- **WHAT IS NEEDED**: Retype all the records below exactly as they are, with no image carried over.

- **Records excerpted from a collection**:
────────────────────
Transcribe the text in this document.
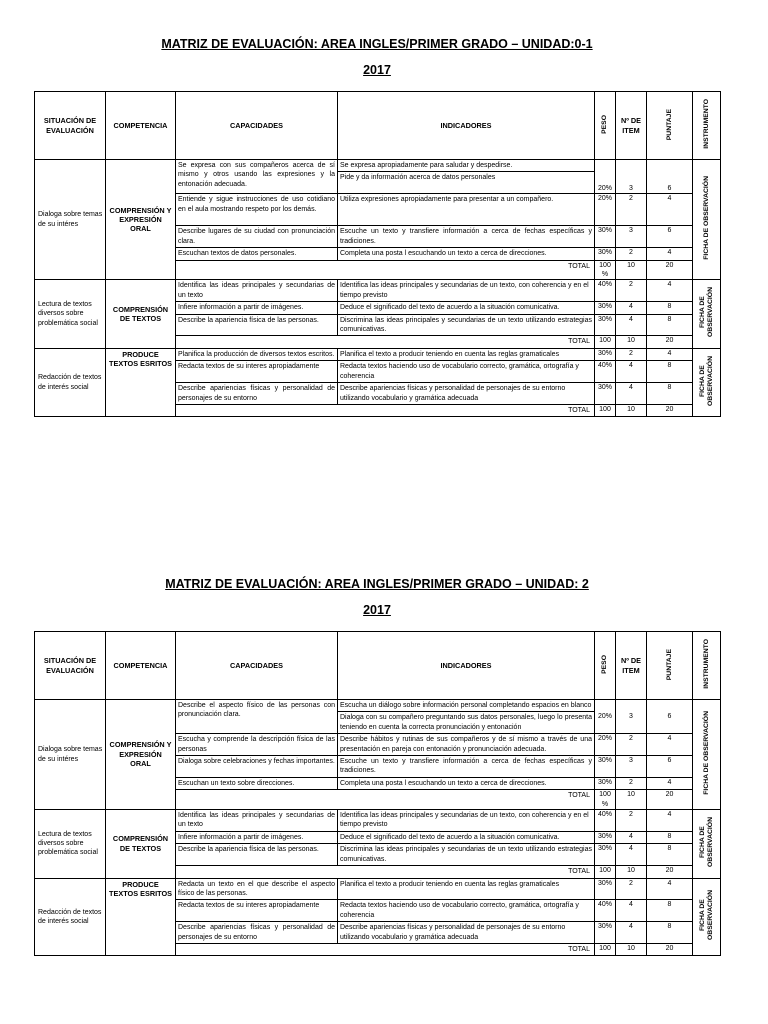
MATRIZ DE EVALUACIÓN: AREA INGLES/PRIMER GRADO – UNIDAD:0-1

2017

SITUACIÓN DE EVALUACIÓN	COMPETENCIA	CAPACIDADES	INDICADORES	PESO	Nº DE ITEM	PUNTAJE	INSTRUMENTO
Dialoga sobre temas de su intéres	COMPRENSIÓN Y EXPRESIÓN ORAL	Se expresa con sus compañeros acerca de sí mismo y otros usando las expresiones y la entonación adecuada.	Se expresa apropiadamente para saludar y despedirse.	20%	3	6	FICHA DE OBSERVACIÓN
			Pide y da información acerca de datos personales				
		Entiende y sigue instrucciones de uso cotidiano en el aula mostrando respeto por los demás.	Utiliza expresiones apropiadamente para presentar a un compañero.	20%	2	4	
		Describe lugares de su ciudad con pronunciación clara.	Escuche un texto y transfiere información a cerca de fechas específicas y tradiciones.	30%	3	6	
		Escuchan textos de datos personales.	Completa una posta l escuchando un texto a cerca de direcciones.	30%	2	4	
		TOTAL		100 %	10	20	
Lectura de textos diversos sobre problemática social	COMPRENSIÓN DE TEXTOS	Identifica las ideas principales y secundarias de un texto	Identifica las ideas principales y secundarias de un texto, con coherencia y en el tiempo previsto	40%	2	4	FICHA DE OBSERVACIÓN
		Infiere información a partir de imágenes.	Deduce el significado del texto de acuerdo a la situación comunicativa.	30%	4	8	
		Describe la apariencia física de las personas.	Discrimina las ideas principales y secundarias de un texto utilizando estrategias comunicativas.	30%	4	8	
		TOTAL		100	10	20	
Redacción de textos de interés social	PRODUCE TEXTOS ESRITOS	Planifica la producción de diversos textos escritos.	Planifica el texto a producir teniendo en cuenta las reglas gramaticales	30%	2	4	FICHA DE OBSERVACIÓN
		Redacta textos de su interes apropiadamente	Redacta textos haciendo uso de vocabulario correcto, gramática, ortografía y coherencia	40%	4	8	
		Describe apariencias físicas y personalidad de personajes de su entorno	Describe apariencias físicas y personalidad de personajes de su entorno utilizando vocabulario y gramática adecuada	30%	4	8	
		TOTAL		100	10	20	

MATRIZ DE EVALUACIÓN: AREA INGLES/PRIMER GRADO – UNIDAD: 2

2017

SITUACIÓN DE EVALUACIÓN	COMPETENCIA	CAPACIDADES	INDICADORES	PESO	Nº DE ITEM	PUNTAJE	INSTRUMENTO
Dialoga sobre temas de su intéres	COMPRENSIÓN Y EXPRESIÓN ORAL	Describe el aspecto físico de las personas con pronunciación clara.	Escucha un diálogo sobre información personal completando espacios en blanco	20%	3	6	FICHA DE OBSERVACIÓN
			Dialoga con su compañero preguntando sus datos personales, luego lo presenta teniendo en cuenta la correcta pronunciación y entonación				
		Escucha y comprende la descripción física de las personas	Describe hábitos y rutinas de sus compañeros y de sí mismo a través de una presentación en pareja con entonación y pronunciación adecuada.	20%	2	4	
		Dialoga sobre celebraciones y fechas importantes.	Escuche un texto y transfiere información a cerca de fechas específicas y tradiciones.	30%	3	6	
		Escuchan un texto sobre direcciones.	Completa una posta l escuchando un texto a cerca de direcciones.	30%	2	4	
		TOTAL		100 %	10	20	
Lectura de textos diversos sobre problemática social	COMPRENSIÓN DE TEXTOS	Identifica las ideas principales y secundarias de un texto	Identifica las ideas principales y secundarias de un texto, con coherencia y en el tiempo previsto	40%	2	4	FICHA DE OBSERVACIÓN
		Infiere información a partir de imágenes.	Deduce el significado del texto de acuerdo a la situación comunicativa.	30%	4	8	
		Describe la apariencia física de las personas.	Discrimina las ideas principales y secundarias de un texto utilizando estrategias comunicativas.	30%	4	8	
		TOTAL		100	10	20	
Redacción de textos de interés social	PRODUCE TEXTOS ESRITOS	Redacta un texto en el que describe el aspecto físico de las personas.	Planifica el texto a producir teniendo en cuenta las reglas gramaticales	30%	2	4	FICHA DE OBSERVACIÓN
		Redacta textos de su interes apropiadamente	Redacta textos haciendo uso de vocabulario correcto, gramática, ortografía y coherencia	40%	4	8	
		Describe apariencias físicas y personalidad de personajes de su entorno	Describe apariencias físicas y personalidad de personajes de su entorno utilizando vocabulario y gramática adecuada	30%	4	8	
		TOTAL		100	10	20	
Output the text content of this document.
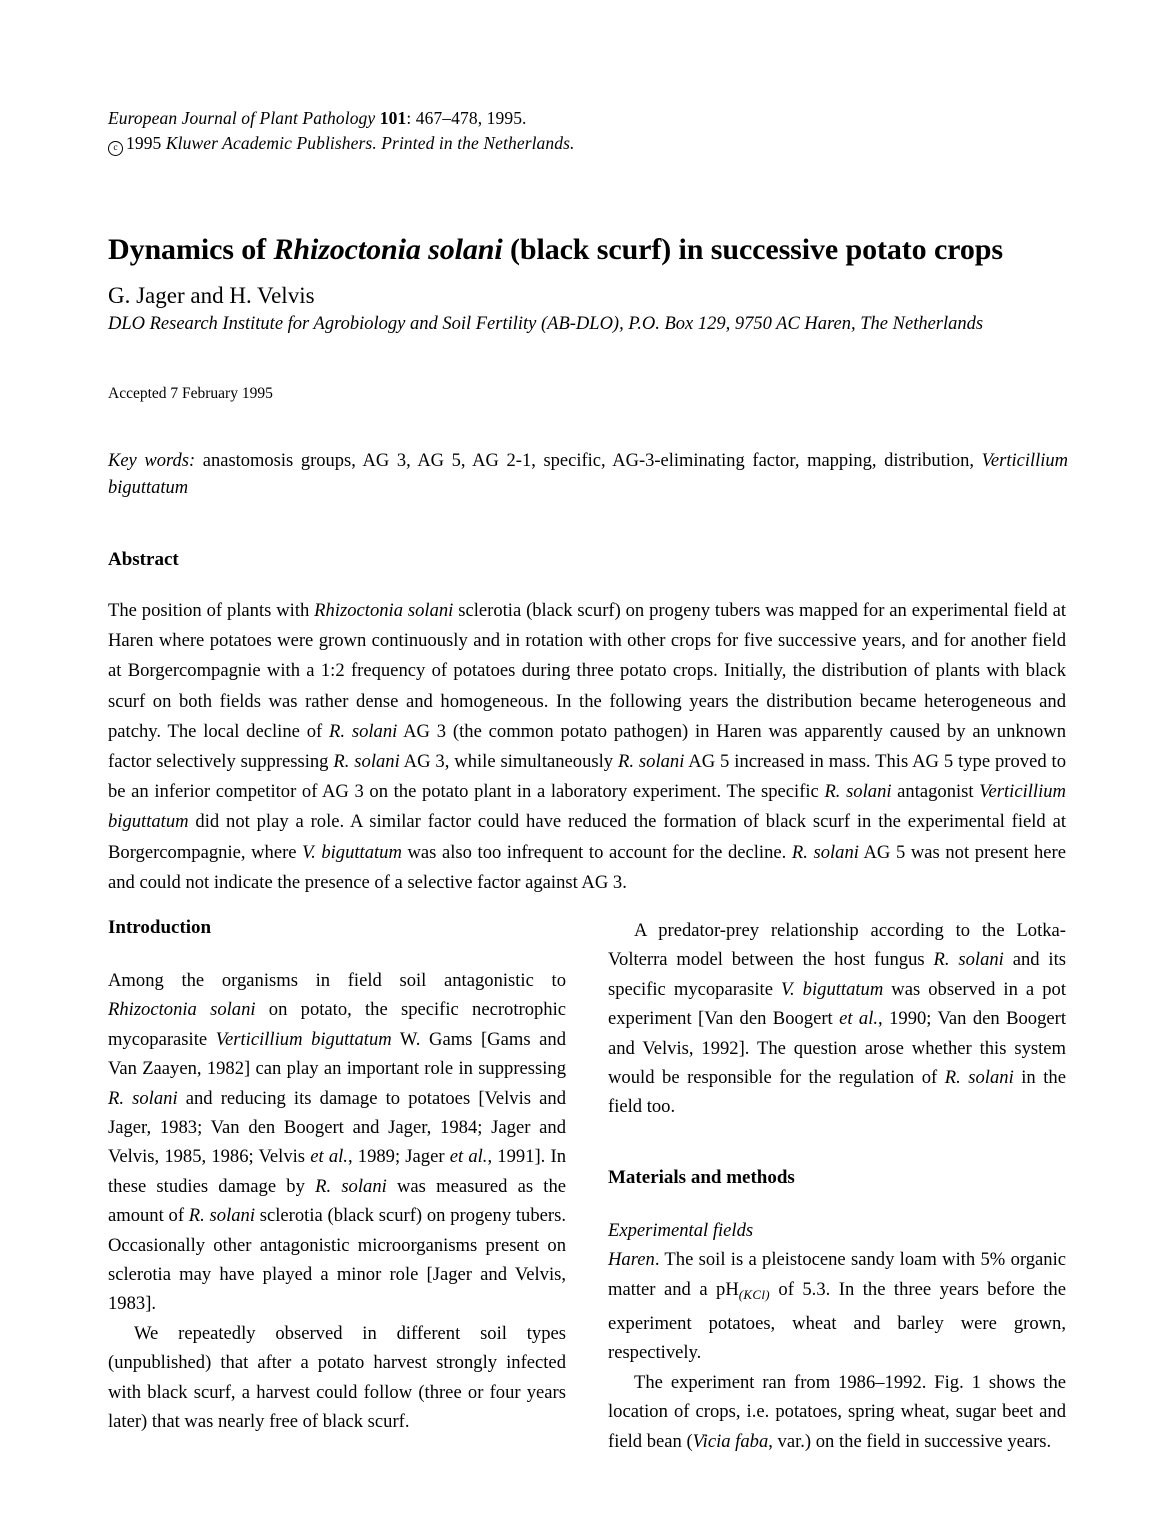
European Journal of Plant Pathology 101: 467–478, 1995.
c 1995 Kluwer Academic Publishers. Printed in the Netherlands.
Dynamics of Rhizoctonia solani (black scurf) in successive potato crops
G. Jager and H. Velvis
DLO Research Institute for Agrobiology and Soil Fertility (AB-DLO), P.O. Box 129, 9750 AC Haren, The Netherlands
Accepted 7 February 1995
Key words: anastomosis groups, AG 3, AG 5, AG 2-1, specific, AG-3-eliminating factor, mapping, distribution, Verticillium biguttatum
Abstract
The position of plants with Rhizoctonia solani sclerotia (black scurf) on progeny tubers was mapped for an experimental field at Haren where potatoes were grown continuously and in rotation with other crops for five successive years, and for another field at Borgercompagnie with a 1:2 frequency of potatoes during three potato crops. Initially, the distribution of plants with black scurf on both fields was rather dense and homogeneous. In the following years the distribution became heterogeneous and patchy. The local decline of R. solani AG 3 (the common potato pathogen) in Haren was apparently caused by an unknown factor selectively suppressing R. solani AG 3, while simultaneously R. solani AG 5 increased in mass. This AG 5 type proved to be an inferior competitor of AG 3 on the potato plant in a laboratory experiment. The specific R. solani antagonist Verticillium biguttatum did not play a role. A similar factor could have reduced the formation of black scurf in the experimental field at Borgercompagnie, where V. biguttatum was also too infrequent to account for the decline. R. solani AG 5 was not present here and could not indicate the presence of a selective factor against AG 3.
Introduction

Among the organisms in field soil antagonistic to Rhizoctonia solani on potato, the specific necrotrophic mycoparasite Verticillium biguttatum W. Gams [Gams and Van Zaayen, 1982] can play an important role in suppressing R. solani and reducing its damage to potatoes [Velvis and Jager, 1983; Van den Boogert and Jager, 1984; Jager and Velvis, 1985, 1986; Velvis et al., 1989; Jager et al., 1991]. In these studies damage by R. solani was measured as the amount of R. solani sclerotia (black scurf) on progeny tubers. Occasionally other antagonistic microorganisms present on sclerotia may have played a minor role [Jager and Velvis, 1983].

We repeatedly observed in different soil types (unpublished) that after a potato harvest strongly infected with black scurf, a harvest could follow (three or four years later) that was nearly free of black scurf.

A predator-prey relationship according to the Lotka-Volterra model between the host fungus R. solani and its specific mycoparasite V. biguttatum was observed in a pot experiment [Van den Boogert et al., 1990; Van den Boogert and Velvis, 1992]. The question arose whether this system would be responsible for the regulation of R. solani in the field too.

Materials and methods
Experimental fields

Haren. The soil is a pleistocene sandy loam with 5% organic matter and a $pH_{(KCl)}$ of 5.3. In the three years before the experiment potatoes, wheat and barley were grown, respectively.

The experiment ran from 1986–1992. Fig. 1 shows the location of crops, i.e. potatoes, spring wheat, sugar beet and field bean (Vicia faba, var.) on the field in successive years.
────────────────────
- **ANSWER TO THIS TASK**:
Transcribe the text in this document.
MATRIZ DE EVALUACIÓN: AREA INGLES/PRIMER GRADO – UNIDAD:0-1

2017

SITUACIÓN DE EVALUACIÓN	COMPETENCIA	CAPACIDADES	INDICADORES	PESO	Nº DE ITEM	PUNTAJE	INSTRUMENTO
Dialoga sobre temas de su intéres	COMPRENSIÓN Y EXPRESIÓN ORAL	Se expresa con sus compañeros acerca de sí mismo y otros usando las expresiones y la entonación adecuada.	Se expresa apropiadamente para saludar y despedirse.	20%	3	6	FICHA DE OBSERVACIÓN
			Pide y da información acerca de datos personales				
		Entiende y sigue instrucciones de uso cotidiano en el aula mostrando respeto por los demás.	Utiliza expresiones apropiadamente para presentar a un compañero.	20%	2	4	
		Describe lugares de su ciudad con pronunciación clara.	Escuche un texto y transfiere información a cerca de fechas específicas y tradiciones.	30%	3	6	
		Escuchan textos de datos personales.	Completa una posta l escuchando un texto a cerca de direcciones.	30%	2	4	
		TOTAL		100 %	10	20	
Lectura de textos diversos sobre problemática social	COMPRENSIÓN DE TEXTOS	Identifica las ideas principales y secundarias de un texto	Identifica las ideas principales y secundarias de un texto, con coherencia y en el tiempo previsto	40%	2	4	FICHA DE OBSERVACIÓN
		Infiere información a partir de imágenes.	Deduce el significado del texto de acuerdo a la situación comunicativa.	30%	4	8	
		Describe la apariencia física de las personas.	Discrimina las ideas principales y secundarias de un texto utilizando estrategias comunicativas.	30%	4	8	
		TOTAL		100	10	20	
Redacción de textos de interés social	PRODUCE TEXTOS ESRITOS	Planifica la producción de diversos textos escritos.	Planifica el texto a producir teniendo en cuenta las reglas gramaticales	30%	2	4	FICHA DE OBSERVACIÓN
		Redacta textos de su interes apropiadamente	Redacta textos haciendo uso de vocabulario correcto, gramática, ortografía y coherencia	40%	4	8	
		Describe apariencias físicas y personalidad de personajes de su entorno	Describe apariencias físicas y personalidad de personajes de su entorno utilizando vocabulario y gramática adecuada	30%	4	8	
		TOTAL		100	10	20	

MATRIZ DE EVALUACIÓN: AREA INGLES/PRIMER GRADO – UNIDAD: 2

2017

SITUACIÓN DE EVALUACIÓN	COMPETENCIA	CAPACIDADES	INDICADORES	PESO	Nº DE ITEM	PUNTAJE	INSTRUMENTO
Dialoga sobre temas de su intéres	COMPRENSIÓN Y EXPRESIÓN ORAL	Describe el aspecto físico de las personas con pronunciación clara.	Escucha un diálogo sobre información personal completando espacios en blanco	20%	3	6	FICHA DE OBSERVACIÓN
			Dialoga con su compañero preguntando sus datos personales, luego lo presenta teniendo en cuenta la correcta pronunciación y entonación				
		Escucha y comprende la descripción física de las personas	Describe hábitos y rutinas de sus compañeros y de sí mismo a través de una presentación en pareja con entonación y pronunciación adecuada.	20%	2	4	
		Dialoga sobre celebraciones y fechas importantes.	Escuche un texto y transfiere información a cerca de fechas específicas y tradiciones.	30%	3	6	
		Escuchan un texto sobre direcciones.	Completa una posta l escuchando un texto a cerca de direcciones.	30%	2	4	
		TOTAL		100 %	10	20	
Lectura de textos diversos sobre problemática social	COMPRENSIÓN DE TEXTOS	Identifica las ideas principales y secundarias de un texto	Identifica las ideas principales y secundarias de un texto, con coherencia y en el tiempo previsto	40%	2	4	FICHA DE OBSERVACIÓN
		Infiere información a partir de imágenes.	Deduce el significado del texto de acuerdo a la situación comunicativa.	30%	4	8	
		Describe la apariencia física de las personas.	Discrimina las ideas principales y secundarias de un texto utilizando estrategias comunicativas.	30%	4	8	
		TOTAL		100	10	20	
Redacción de textos de interés social	PRODUCE TEXTOS ESRITOS	Redacta un texto en el que describe el aspecto físico de las personas.	Planifica el texto a producir teniendo en cuenta las reglas gramaticales	30%	2	4	FICHA DE OBSERVACIÓN
		Redacta textos de su interes apropiadamente	Redacta textos haciendo uso de vocabulario correcto, gramática, ortografía y coherencia	40%	4	8	
		Describe apariencias físicas y personalidad de personajes de su entorno	Describe apariencias físicas y personalidad de personajes de su entorno utilizando vocabulario y gramática adecuada	30%	4	8	
		TOTAL		100	10	20	
Output the text content of this document.
European Journal of Plant Pathology 101: 467–478, 1995.
c 1995 Kluwer Academic Publishers. Printed in the Netherlands.
Dynamics of Rhizoctonia solani (black scurf) in successive potato crops
G. Jager and H. Velvis
DLO Research Institute for Agrobiology and Soil Fertility (AB-DLO), P.O. Box 129, 9750 AC Haren, The Netherlands
Accepted 7 February 1995
Key words: anastomosis groups, AG 3, AG 5, AG 2-1, specific, AG-3-eliminating factor, mapping, distribution, Verticillium biguttatum
Abstract
The position of plants with Rhizoctonia solani sclerotia (black scurf) on progeny tubers was mapped for an experimental field at Haren where potatoes were grown continuously and in rotation with other crops for five successive years, and for another field at Borgercompagnie with a 1:2 frequency of potatoes during three potato crops. Initially, the distribution of plants with black scurf on both fields was rather dense and homogeneous. In the following years the distribution became heterogeneous and patchy. The local decline of R. solani AG 3 (the common potato pathogen) in Haren was apparently caused by an unknown factor selectively suppressing R. solani AG 3, while simultaneously R. solani AG 5 increased in mass. This AG 5 type proved to be an inferior competitor of AG 3 on the potato plant in a laboratory experiment. The specific R. solani antagonist Verticillium biguttatum did not play a role. A similar factor could have reduced the formation of black scurf in the experimental field at Borgercompagnie, where V. biguttatum was also too infrequent to account for the decline. R. solani AG 5 was not present here and could not indicate the presence of a selective factor against AG 3.
Introduction

Among the organisms in field soil antagonistic to Rhizoctonia solani on potato, the specific necrotrophic mycoparasite Verticillium biguttatum W. Gams [Gams and Van Zaayen, 1982] can play an important role in suppressing R. solani and reducing its damage to potatoes [Velvis and Jager, 1983; Van den Boogert and Jager, 1984; Jager and Velvis, 1985, 1986; Velvis et al., 1989; Jager et al., 1991]. In these studies damage by R. solani was measured as the amount of R. solani sclerotia (black scurf) on progeny tubers. Occasionally other antagonistic microorganisms present on sclerotia may have played a minor role [Jager and Velvis, 1983].

We repeatedly observed in different soil types (unpublished) that after a potato harvest strongly infected with black scurf, a harvest could follow (three or four years later) that was nearly free of black scurf.

A predator-prey relationship according to the Lotka-Volterra model between the host fungus R. solani and its specific mycoparasite V. biguttatum was observed in a pot experiment [Van den Boogert et al., 1990; Van den Boogert and Velvis, 1992]. The question arose whether this system would be responsible for the regulation of R. solani in the field too.

Materials and methods
Experimental fields

Haren. The soil is a pleistocene sandy loam with 5% organic matter and a $pH_{(KCl)}$ of 5.3. In the three years before the experiment potatoes, wheat and barley were grown, respectively.

The experiment ran from 1986–1992. Fig. 1 shows the location of crops, i.e. potatoes, spring wheat, sugar beet and field bean (Vicia faba, var.) on the field in successive years.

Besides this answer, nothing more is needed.